-- Exercise material --
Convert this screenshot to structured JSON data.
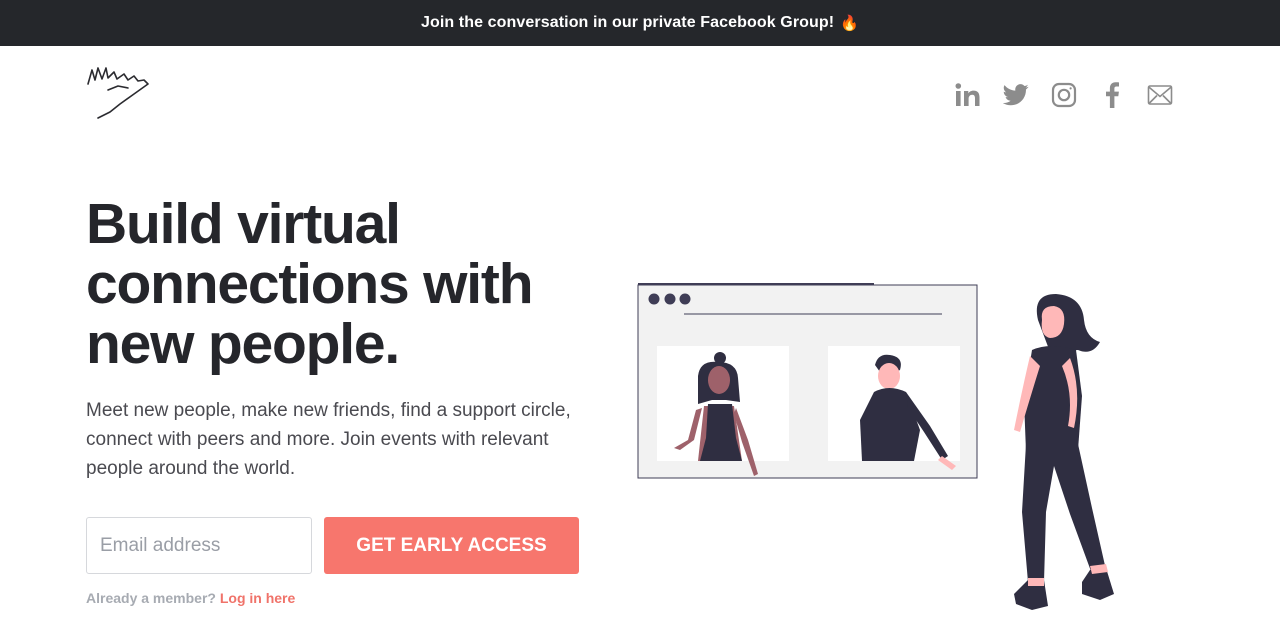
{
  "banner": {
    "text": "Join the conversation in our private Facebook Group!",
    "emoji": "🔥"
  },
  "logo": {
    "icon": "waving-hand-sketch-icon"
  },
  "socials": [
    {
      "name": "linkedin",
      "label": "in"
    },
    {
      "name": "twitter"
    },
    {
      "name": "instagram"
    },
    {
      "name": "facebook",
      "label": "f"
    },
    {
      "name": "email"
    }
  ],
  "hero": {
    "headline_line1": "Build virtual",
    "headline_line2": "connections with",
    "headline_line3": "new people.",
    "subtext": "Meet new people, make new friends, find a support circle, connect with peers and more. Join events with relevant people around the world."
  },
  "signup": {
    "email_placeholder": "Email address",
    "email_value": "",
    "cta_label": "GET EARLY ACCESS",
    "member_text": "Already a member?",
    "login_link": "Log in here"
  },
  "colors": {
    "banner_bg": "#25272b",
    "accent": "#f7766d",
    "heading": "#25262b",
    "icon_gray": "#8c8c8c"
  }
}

---

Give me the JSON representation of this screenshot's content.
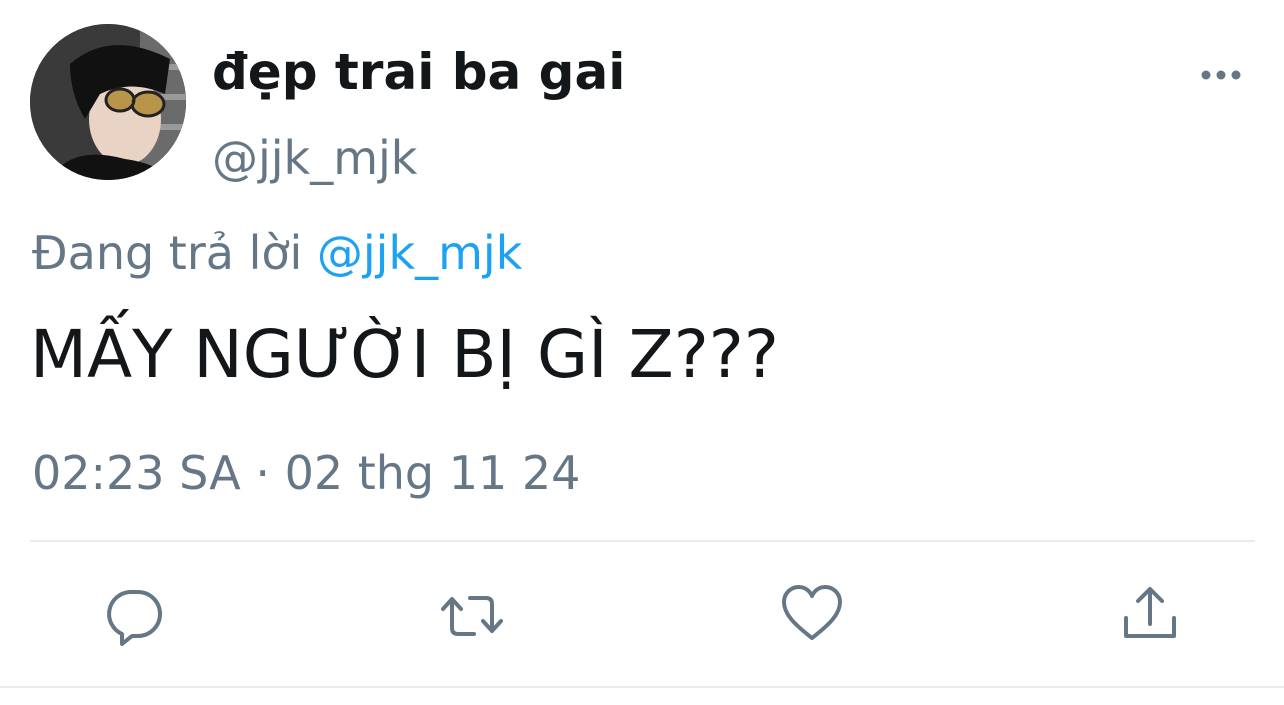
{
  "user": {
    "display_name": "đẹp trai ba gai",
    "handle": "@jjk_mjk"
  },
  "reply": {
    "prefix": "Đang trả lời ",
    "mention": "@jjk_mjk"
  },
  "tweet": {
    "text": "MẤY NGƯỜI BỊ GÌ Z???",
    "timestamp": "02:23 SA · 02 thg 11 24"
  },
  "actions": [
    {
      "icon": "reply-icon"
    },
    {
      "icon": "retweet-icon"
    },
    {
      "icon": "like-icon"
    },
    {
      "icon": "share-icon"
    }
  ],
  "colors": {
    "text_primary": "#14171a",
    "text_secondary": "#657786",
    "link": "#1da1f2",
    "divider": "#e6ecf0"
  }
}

--

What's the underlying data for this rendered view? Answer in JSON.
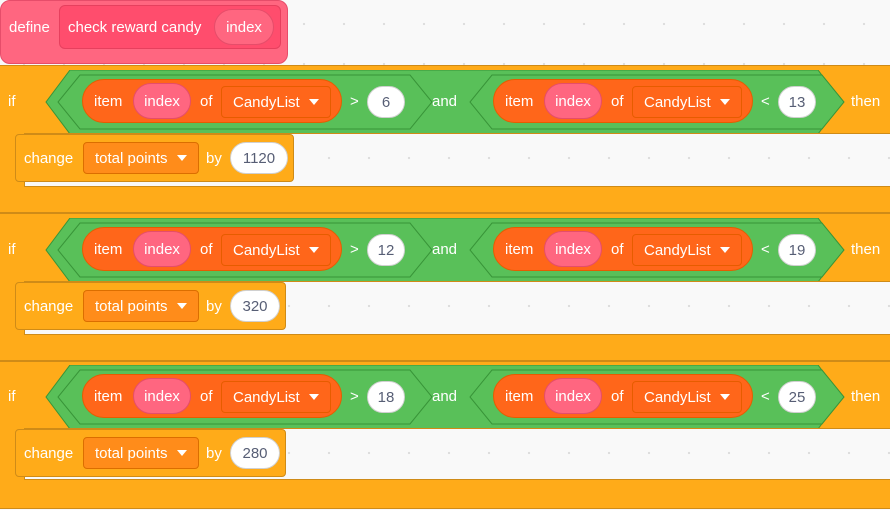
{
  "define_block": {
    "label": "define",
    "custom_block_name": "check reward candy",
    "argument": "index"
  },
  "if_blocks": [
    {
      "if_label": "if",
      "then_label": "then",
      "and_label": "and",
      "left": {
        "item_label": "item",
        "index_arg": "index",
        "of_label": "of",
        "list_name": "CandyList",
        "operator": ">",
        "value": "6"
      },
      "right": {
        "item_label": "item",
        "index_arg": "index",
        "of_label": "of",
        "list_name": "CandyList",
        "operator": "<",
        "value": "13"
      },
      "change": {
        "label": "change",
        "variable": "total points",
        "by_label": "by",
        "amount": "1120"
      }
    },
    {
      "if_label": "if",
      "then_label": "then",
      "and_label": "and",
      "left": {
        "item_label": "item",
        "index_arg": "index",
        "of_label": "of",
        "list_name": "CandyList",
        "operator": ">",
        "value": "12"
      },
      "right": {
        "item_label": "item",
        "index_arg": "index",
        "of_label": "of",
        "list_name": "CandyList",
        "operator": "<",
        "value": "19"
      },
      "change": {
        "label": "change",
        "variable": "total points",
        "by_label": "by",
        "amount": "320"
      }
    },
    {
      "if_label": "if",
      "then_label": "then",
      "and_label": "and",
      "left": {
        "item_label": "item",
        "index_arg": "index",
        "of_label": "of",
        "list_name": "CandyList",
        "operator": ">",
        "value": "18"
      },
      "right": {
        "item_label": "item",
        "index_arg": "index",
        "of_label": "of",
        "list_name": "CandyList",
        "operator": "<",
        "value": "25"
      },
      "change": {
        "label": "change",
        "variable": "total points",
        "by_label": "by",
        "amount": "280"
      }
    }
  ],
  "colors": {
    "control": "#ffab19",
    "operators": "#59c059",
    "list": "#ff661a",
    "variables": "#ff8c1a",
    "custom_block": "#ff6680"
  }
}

-- Stated task --
Pick out the lines that include the word "data" and write them out.

-- Output for this task --
Convert this screenshot to structured JSON data.
What's the underlying data for this rendered view? Answer in JSON.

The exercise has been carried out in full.